GIVEN REQUEST:
Pull every line containing "text" out of the material below.

A run of records:
>> BEGIN

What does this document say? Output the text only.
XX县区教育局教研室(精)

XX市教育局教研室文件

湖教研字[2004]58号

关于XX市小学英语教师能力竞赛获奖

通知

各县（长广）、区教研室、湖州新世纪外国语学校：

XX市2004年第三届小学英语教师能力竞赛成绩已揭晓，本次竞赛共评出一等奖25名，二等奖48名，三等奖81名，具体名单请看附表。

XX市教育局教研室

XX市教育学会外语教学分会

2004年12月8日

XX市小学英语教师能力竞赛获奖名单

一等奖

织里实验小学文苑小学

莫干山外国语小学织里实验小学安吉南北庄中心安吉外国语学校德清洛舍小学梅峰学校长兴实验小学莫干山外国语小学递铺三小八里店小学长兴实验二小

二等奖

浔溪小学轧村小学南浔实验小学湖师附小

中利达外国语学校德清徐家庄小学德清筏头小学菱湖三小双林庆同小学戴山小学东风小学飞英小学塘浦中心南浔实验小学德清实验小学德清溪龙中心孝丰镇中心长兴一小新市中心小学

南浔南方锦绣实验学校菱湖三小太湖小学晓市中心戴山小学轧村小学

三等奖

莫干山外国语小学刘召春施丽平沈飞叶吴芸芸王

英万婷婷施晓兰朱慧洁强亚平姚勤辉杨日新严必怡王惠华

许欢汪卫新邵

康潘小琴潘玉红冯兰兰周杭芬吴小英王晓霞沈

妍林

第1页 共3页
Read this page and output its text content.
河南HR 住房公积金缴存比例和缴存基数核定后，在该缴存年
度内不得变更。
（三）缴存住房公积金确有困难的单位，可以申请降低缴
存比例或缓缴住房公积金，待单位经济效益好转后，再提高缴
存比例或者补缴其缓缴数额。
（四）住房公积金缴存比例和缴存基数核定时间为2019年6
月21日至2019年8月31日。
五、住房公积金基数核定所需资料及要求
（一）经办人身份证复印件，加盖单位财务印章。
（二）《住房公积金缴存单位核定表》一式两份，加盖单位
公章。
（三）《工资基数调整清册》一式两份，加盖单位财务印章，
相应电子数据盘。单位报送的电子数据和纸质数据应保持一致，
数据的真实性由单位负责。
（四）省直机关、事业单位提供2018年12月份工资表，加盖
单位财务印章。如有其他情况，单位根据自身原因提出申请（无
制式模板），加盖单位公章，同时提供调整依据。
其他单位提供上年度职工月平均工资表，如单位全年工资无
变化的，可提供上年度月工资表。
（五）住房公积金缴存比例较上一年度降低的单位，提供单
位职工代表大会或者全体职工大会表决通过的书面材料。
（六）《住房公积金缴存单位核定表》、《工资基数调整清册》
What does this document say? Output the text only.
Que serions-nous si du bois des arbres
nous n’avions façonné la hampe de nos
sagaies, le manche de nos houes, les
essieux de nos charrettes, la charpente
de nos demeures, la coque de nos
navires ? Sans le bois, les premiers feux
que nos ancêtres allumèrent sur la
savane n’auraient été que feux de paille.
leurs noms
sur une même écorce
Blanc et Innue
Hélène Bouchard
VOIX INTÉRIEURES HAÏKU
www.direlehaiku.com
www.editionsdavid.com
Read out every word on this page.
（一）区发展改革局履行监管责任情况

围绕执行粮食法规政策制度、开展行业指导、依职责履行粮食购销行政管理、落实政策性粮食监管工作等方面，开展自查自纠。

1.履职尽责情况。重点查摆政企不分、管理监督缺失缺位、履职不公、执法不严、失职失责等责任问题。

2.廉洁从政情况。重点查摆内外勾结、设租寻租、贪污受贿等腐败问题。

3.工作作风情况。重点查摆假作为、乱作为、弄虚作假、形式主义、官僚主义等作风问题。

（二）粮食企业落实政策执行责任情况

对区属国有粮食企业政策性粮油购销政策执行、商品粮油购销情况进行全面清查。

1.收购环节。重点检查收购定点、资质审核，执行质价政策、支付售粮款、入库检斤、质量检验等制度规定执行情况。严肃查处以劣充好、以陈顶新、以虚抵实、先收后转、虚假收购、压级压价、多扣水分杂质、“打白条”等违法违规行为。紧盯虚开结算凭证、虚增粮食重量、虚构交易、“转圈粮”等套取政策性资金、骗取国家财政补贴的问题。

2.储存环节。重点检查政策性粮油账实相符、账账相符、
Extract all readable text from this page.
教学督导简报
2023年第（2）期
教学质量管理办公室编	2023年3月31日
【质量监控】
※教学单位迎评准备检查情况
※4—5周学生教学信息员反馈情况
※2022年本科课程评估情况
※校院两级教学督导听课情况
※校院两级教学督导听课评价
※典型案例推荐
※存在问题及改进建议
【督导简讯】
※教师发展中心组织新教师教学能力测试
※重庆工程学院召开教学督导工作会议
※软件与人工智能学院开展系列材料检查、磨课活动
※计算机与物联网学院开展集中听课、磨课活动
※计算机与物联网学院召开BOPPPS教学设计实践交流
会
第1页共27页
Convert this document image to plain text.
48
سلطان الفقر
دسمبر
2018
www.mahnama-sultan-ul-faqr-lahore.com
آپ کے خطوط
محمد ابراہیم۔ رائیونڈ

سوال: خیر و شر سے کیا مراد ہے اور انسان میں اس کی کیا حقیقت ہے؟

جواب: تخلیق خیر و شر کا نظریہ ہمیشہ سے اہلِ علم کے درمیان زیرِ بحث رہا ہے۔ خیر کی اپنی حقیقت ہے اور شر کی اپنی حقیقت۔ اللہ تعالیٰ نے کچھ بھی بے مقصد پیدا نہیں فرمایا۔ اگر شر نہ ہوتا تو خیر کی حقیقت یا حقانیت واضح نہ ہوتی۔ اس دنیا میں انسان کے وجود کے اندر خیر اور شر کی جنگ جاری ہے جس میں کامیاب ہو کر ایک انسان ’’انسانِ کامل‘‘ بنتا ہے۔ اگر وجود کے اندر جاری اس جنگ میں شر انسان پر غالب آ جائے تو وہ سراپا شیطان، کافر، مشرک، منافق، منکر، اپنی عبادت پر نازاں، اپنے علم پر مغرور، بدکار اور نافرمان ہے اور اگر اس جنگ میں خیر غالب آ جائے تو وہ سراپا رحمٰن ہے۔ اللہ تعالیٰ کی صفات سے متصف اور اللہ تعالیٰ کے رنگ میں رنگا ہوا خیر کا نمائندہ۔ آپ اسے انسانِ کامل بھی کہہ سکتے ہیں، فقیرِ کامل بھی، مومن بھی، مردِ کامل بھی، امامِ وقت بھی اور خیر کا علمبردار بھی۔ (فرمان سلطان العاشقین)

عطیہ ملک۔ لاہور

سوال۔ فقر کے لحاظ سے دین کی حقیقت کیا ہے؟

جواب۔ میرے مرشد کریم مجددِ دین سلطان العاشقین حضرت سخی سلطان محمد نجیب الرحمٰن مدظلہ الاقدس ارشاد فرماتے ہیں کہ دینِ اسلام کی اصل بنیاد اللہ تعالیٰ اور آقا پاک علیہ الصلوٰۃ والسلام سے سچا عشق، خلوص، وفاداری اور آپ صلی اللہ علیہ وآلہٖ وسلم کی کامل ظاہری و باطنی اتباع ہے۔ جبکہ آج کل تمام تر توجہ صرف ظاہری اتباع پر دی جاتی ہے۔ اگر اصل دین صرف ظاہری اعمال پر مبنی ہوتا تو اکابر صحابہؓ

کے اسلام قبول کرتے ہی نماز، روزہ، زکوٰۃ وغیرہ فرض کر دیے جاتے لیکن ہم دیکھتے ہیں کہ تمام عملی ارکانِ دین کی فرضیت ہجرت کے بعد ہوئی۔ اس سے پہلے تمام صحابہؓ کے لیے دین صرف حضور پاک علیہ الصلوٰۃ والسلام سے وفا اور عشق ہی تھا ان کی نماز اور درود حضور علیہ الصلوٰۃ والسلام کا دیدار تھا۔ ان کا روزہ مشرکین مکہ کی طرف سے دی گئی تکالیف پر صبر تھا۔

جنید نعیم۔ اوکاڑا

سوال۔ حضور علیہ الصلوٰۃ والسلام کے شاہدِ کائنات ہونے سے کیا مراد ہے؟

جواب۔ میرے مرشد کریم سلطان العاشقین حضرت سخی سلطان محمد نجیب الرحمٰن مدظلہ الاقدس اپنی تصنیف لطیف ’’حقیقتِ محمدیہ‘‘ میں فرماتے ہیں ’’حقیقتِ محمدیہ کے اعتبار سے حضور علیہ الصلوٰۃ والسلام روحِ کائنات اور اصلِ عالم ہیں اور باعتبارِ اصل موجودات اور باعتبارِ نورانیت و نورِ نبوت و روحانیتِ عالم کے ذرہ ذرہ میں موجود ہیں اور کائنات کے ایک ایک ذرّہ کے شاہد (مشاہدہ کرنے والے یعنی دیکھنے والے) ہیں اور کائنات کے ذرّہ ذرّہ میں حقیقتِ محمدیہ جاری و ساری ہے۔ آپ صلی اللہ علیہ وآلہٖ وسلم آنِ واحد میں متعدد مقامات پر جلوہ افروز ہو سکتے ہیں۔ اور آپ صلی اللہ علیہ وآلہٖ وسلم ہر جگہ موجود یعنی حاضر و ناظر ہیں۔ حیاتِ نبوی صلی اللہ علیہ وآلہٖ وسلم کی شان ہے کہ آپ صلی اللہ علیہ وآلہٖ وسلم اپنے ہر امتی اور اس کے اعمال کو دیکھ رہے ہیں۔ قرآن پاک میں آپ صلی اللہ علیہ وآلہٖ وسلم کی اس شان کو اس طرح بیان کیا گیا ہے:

>> END

FINAL ANSWER:
What does this document say? Output the text only.
Read this page and output its text content.
What does this document say? Output the text only.
Extract all readable text from this page.
Convert this document image to plain text.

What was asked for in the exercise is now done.